── Items ──

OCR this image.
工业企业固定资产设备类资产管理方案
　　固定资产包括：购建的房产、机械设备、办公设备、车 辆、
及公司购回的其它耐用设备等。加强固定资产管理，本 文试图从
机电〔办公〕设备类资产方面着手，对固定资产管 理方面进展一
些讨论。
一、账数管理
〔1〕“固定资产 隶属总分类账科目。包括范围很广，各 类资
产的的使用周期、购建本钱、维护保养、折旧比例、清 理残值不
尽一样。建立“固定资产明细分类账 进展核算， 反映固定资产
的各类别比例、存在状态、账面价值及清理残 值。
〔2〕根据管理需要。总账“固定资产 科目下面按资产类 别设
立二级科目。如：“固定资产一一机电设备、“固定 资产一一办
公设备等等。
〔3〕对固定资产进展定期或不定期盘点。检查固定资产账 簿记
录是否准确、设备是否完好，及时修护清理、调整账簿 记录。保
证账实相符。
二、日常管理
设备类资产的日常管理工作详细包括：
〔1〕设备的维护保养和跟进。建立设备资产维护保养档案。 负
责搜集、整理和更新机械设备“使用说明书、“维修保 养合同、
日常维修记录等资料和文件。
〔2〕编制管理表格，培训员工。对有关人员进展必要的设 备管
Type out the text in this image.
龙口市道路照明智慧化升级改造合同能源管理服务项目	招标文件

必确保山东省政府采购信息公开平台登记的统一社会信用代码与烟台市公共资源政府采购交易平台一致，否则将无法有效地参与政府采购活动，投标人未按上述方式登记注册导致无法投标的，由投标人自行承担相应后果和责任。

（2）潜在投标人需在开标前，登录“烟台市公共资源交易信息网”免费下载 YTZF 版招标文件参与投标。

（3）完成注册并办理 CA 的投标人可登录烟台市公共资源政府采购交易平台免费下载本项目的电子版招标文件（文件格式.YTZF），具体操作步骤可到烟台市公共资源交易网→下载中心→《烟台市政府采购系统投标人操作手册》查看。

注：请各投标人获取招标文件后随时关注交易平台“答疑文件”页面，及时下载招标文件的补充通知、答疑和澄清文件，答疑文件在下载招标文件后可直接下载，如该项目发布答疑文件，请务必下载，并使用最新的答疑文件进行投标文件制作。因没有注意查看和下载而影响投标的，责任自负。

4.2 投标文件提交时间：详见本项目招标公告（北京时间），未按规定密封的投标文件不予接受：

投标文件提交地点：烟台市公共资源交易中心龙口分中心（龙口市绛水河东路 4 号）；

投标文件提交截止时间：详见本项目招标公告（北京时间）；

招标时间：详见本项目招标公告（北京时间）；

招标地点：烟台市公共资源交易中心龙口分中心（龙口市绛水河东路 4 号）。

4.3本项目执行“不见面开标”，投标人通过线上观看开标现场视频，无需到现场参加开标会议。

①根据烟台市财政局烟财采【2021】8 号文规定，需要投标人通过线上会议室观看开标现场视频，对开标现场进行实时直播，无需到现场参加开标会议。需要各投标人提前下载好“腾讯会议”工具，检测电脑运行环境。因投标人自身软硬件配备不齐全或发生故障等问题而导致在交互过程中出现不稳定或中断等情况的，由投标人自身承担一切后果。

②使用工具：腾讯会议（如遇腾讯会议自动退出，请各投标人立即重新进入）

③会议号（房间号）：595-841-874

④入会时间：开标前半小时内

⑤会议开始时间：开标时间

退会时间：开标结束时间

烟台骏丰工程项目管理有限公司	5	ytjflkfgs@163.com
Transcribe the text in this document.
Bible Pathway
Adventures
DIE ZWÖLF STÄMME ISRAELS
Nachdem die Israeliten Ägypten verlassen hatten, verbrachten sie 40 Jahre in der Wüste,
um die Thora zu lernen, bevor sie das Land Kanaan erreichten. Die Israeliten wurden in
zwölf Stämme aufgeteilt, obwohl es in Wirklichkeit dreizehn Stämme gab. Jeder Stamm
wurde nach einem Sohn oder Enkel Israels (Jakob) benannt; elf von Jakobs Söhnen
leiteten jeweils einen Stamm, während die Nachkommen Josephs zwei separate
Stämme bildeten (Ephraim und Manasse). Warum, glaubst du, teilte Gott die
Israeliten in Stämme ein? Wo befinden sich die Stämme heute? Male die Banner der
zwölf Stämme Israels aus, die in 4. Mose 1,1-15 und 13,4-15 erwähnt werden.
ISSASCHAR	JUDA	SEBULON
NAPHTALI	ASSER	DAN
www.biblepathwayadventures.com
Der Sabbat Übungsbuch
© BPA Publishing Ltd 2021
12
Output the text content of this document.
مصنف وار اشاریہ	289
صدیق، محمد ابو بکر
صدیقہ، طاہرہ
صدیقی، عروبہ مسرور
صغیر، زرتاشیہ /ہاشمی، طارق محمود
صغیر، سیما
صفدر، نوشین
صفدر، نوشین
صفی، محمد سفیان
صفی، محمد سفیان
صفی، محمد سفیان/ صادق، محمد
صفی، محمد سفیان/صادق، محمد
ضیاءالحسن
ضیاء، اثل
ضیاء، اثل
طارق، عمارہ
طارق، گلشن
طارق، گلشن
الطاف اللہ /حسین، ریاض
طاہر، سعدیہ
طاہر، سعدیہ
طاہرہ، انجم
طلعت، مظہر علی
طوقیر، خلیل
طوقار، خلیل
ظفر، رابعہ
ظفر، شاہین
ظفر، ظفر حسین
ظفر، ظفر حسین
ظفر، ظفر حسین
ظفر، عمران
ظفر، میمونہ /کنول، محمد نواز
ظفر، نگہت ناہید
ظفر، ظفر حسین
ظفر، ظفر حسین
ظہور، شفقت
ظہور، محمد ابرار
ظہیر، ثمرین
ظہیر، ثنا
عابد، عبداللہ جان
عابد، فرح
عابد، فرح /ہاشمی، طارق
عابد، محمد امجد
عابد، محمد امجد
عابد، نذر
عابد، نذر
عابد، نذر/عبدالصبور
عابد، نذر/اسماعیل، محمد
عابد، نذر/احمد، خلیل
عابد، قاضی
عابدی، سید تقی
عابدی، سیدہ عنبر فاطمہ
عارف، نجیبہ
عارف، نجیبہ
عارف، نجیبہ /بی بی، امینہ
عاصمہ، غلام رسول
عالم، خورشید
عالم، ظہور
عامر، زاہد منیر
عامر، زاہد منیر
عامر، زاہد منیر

───

## Description of the task
Once more, set down the full listing, verbatim.

## Solution for this problem
OCR this image.
工业企业固定资产设备类资产管理方案
　　固定资产包括：购建的房产、机械设备、办公设备、车 辆、
及公司购回的其它耐用设备等。加强固定资产管理，本 文试图从
机电〔办公〕设备类资产方面着手，对固定资产管 理方面进展一
些讨论。
一、账数管理
〔1〕“固定资产 隶属总分类账科目。包括范围很广，各 类资
产的的使用周期、购建本钱、维护保养、折旧比例、清 理残值不
尽一样。建立“固定资产明细分类账 进展核算， 反映固定资产
的各类别比例、存在状态、账面价值及清理残 值。
〔2〕根据管理需要。总账“固定资产 科目下面按资产类 别设
立二级科目。如：“固定资产一一机电设备、“固定 资产一一办
公设备等等。
〔3〕对固定资产进展定期或不定期盘点。检查固定资产账 簿记
录是否准确、设备是否完好，及时修护清理、调整账簿 记录。保
证账实相符。
二、日常管理
设备类资产的日常管理工作详细包括：
〔1〕设备的维护保养和跟进。建立设备资产维护保养档案。 负
责搜集、整理和更新机械设备“使用说明书、“维修保 养合同、
日常维修记录等资料和文件。
〔2〕编制管理表格，培训员工。对有关人员进展必要的设 备管
Type out the text in this image.
龙口市道路照明智慧化升级改造合同能源管理服务项目	招标文件

必确保山东省政府采购信息公开平台登记的统一社会信用代码与烟台市公共资源政府采购交易平台一致，否则将无法有效地参与政府采购活动，投标人未按上述方式登记注册导致无法投标的，由投标人自行承担相应后果和责任。

（2）潜在投标人需在开标前，登录“烟台市公共资源交易信息网”免费下载 YTZF 版招标文件参与投标。

（3）完成注册并办理 CA 的投标人可登录烟台市公共资源政府采购交易平台免费下载本项目的电子版招标文件（文件格式.YTZF），具体操作步骤可到烟台市公共资源交易网→下载中心→《烟台市政府采购系统投标人操作手册》查看。

注：请各投标人获取招标文件后随时关注交易平台“答疑文件”页面，及时下载招标文件的补充通知、答疑和澄清文件，答疑文件在下载招标文件后可直接下载，如该项目发布答疑文件，请务必下载，并使用最新的答疑文件进行投标文件制作。因没有注意查看和下载而影响投标的，责任自负。

4.2 投标文件提交时间：详见本项目招标公告（北京时间），未按规定密封的投标文件不予接受：

投标文件提交地点：烟台市公共资源交易中心龙口分中心（龙口市绛水河东路 4 号）；

投标文件提交截止时间：详见本项目招标公告（北京时间）；

招标时间：详见本项目招标公告（北京时间）；

招标地点：烟台市公共资源交易中心龙口分中心（龙口市绛水河东路 4 号）。

4.3本项目执行“不见面开标”，投标人通过线上观看开标现场视频，无需到现场参加开标会议。

①根据烟台市财政局烟财采【2021】8 号文规定，需要投标人通过线上会议室观看开标现场视频，对开标现场进行实时直播，无需到现场参加开标会议。需要各投标人提前下载好“腾讯会议”工具，检测电脑运行环境。因投标人自身软硬件配备不齐全或发生故障等问题而导致在交互过程中出现不稳定或中断等情况的，由投标人自身承担一切后果。

②使用工具：腾讯会议（如遇腾讯会议自动退出，请各投标人立即重新进入）

③会议号（房间号）：595-841-874

④入会时间：开标前半小时内

⑤会议开始时间：开标时间

退会时间：开标结束时间

烟台骏丰工程项目管理有限公司	5	ytjflkfgs@163.com
Transcribe the text in this document.
Bible Pathway
Adventures
DIE ZWÖLF STÄMME ISRAELS
Nachdem die Israeliten Ägypten verlassen hatten, verbrachten sie 40 Jahre in der Wüste,
um die Thora zu lernen, bevor sie das Land Kanaan erreichten. Die Israeliten wurden in
zwölf Stämme aufgeteilt, obwohl es in Wirklichkeit dreizehn Stämme gab. Jeder Stamm
wurde nach einem Sohn oder Enkel Israels (Jakob) benannt; elf von Jakobs Söhnen
leiteten jeweils einen Stamm, während die Nachkommen Josephs zwei separate
Stämme bildeten (Ephraim und Manasse). Warum, glaubst du, teilte Gott die
Israeliten in Stämme ein? Wo befinden sich die Stämme heute? Male die Banner der
zwölf Stämme Israels aus, die in 4. Mose 1,1-15 und 13,4-15 erwähnt werden.
ISSASCHAR	JUDA	SEBULON
NAPHTALI	ASSER	DAN
www.biblepathwayadventures.com
Der Sabbat Übungsbuch
© BPA Publishing Ltd 2021
12
Output the text content of this document.
مصنف وار اشاریہ	289
صدیق، محمد ابو بکر
صدیقہ، طاہرہ
صدیقی، عروبہ مسرور
صغیر، زرتاشیہ /ہاشمی، طارق محمود
صغیر، سیما
صفدر، نوشین
صفدر، نوشین
صفی، محمد سفیان
صفی، محمد سفیان
صفی، محمد سفیان/ صادق، محمد
صفی، محمد سفیان/صادق، محمد
ضیاءالحسن
ضیاء، اثل
ضیاء، اثل
طارق، عمارہ
طارق، گلشن
طارق، گلشن
الطاف اللہ /حسین، ریاض
طاہر، سعدیہ
طاہر، سعدیہ
طاہرہ، انجم
طلعت، مظہر علی
طوقیر، خلیل
طوقار، خلیل
ظفر، رابعہ
ظفر، شاہین
ظفر، ظفر حسین
ظفر، ظفر حسین
ظفر، ظفر حسین
ظفر، عمران
ظفر، میمونہ /کنول، محمد نواز
ظفر، نگہت ناہید
ظفر، ظفر حسین
ظفر، ظفر حسین
ظہور، شفقت
ظہور، محمد ابرار
ظہیر، ثمرین
ظہیر، ثنا
عابد، عبداللہ جان
عابد، فرح
عابد، فرح /ہاشمی، طارق
عابد، محمد امجد
عابد، محمد امجد
عابد، نذر
عابد، نذر
عابد، نذر/عبدالصبور
عابد، نذر/اسماعیل، محمد
عابد، نذر/احمد، خلیل
عابد، قاضی
عابدی، سید تقی
عابدی، سیدہ عنبر فاطمہ
عارف، نجیبہ
عارف، نجیبہ
عارف، نجیبہ /بی بی، امینہ
عاصمہ، غلام رسول
عالم، خورشید
عالم، ظہور
عامر، زاہد منیر
عامر، زاہد منیر
عامر، زاہد منیر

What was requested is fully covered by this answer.